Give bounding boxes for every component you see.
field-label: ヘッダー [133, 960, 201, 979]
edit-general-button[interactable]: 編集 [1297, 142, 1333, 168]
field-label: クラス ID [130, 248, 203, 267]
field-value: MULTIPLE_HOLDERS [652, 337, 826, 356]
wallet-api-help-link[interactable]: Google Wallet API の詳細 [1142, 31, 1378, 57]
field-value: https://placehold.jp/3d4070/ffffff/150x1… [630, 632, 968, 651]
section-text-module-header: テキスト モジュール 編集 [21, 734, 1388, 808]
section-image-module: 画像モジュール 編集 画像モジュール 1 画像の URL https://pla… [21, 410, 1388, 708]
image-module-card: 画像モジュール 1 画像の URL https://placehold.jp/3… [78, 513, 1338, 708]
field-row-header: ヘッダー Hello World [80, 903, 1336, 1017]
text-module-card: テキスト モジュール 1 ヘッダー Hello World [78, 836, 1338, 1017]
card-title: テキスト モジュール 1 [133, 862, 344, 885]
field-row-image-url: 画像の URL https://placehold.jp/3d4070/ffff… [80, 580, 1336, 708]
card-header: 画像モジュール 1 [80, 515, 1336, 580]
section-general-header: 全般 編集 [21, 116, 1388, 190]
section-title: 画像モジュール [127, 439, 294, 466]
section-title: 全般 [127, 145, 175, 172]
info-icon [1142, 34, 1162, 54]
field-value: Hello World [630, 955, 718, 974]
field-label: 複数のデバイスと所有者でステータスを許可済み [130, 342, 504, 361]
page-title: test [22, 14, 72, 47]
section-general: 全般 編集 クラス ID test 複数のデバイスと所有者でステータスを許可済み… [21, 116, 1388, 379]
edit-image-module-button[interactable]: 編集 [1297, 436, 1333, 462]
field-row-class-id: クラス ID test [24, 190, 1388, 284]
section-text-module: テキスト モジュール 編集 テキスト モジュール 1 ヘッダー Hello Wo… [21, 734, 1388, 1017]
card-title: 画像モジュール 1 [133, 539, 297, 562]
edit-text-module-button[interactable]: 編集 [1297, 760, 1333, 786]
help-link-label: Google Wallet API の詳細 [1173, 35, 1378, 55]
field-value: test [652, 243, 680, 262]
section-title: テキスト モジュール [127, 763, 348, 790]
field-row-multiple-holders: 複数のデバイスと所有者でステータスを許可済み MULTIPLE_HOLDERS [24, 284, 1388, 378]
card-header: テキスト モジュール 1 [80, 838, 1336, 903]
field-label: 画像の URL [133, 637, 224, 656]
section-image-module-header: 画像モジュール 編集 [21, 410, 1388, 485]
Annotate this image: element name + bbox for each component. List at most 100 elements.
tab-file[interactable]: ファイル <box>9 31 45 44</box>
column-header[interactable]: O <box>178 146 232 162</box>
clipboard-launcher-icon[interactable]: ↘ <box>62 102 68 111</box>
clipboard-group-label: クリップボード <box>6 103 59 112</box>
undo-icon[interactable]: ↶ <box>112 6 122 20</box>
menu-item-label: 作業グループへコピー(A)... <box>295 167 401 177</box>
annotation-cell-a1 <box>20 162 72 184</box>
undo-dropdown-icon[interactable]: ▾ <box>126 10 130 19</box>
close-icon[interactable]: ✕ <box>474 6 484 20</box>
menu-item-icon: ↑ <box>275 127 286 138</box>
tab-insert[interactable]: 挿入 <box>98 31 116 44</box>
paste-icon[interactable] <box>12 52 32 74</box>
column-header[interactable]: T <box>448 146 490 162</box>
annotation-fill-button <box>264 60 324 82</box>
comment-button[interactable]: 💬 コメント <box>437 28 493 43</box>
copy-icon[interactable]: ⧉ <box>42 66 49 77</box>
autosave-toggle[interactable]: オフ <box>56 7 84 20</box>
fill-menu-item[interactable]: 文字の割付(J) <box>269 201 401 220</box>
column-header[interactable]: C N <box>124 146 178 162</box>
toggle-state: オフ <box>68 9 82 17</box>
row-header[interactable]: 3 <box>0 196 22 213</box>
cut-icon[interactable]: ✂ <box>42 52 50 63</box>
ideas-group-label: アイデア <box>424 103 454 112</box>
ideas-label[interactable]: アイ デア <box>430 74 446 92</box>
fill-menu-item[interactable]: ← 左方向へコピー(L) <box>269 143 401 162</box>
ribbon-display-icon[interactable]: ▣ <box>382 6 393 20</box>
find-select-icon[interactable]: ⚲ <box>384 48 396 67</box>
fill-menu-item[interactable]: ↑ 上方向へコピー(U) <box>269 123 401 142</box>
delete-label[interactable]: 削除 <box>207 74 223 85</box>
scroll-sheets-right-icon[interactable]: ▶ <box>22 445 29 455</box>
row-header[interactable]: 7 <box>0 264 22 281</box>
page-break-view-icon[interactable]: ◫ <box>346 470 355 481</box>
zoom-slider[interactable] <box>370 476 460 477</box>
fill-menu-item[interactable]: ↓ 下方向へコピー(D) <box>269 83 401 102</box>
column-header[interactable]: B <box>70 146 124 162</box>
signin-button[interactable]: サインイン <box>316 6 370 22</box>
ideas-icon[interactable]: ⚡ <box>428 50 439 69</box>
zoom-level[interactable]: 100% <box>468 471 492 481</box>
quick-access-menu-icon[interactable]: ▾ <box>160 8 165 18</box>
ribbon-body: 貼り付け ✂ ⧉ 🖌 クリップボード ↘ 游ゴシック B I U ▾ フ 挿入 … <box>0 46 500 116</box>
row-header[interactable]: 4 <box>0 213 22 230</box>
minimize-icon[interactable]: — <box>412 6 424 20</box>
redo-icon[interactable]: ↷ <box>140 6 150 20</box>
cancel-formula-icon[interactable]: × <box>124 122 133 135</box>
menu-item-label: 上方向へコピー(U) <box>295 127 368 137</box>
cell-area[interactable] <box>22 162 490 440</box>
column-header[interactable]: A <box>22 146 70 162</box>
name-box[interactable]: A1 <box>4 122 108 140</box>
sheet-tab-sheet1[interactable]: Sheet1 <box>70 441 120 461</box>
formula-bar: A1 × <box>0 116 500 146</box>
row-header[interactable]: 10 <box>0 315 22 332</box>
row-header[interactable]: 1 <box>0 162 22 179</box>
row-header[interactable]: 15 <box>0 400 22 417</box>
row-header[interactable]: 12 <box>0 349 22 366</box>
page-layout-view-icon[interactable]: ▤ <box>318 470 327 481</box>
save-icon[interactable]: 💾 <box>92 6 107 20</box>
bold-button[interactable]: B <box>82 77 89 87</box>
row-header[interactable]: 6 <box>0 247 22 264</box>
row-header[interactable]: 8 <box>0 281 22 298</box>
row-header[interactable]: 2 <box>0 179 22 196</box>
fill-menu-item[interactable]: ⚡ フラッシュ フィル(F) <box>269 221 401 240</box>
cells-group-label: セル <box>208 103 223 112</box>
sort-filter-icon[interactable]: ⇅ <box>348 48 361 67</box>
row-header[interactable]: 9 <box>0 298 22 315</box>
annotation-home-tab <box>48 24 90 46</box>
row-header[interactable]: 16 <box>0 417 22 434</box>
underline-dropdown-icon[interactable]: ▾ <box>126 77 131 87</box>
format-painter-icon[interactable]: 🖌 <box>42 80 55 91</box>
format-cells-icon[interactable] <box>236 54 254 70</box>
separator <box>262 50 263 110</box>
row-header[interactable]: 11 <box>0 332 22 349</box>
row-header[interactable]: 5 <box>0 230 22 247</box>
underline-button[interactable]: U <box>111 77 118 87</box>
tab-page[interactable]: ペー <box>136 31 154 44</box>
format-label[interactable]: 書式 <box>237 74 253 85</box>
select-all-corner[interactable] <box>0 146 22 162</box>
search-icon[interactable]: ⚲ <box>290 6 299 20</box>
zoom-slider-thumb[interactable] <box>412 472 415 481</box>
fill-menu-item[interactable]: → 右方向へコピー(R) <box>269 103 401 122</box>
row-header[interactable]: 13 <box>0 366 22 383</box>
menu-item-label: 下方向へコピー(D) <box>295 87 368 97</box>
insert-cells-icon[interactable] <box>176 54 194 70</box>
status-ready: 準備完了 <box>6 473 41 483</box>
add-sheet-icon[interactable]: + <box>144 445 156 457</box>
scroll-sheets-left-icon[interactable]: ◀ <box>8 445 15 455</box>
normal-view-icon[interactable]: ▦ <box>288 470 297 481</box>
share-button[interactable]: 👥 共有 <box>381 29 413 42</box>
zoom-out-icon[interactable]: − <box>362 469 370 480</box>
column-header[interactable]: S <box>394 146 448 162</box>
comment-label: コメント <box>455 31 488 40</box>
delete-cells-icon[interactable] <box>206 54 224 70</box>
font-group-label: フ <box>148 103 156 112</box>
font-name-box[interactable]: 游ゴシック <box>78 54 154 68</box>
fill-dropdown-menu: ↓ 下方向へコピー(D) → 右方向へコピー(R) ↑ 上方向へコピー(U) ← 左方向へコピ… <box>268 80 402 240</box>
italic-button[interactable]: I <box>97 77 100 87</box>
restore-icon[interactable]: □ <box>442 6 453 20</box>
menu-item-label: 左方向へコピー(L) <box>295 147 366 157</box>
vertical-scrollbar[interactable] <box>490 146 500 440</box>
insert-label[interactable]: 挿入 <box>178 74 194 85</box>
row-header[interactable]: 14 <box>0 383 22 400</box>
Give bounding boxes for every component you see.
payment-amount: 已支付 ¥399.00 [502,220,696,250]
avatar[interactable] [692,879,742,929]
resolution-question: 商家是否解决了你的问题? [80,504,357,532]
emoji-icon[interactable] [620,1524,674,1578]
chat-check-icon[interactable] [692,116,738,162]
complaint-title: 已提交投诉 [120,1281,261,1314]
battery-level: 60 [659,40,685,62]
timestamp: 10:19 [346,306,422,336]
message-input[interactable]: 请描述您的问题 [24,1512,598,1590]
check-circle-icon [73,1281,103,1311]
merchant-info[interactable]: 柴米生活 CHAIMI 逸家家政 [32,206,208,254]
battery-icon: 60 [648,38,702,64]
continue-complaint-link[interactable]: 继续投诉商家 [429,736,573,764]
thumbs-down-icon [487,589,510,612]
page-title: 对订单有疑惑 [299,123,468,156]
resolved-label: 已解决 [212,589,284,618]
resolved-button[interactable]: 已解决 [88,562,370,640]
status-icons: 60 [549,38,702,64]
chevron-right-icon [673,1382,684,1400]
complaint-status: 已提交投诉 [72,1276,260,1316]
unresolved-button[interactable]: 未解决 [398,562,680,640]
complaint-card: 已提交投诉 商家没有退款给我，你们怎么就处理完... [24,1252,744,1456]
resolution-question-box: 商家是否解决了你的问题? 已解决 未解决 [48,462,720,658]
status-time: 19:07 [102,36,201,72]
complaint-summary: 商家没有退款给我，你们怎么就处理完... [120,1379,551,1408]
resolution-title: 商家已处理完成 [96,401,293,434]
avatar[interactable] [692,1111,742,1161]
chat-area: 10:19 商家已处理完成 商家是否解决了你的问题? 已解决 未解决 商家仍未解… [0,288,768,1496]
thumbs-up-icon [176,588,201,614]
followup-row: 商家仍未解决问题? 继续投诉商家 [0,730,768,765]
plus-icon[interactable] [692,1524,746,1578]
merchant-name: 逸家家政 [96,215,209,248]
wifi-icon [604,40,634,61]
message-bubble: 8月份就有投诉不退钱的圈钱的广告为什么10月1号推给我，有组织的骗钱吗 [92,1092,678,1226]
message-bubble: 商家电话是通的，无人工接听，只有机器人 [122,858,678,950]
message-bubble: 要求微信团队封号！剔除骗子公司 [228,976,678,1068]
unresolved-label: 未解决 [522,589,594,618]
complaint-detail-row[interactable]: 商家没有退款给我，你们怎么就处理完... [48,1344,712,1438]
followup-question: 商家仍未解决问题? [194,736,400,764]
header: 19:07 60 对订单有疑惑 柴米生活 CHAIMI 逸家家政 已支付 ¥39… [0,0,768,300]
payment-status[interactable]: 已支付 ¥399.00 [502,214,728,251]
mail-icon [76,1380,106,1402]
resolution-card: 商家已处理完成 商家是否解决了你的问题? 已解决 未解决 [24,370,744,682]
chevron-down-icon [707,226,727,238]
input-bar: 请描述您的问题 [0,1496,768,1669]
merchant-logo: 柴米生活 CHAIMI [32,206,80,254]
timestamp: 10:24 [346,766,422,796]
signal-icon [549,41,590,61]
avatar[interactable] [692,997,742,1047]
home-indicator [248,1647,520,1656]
****************************************
## What the task requires
Pick out every line of the rows that contains the string "右方向へコピー", and copy each one in full.

## Task solution
fill-menu-item[interactable]: → 右方向へコピー(R) <box>269 103 401 122</box>
fill-dropdown-menu: ↓ 下方向へコピー(D) → 右方向へコピー(R) ↑ 上方向へコピー(U) ← 左方向へコピ… <box>268 80 402 240</box>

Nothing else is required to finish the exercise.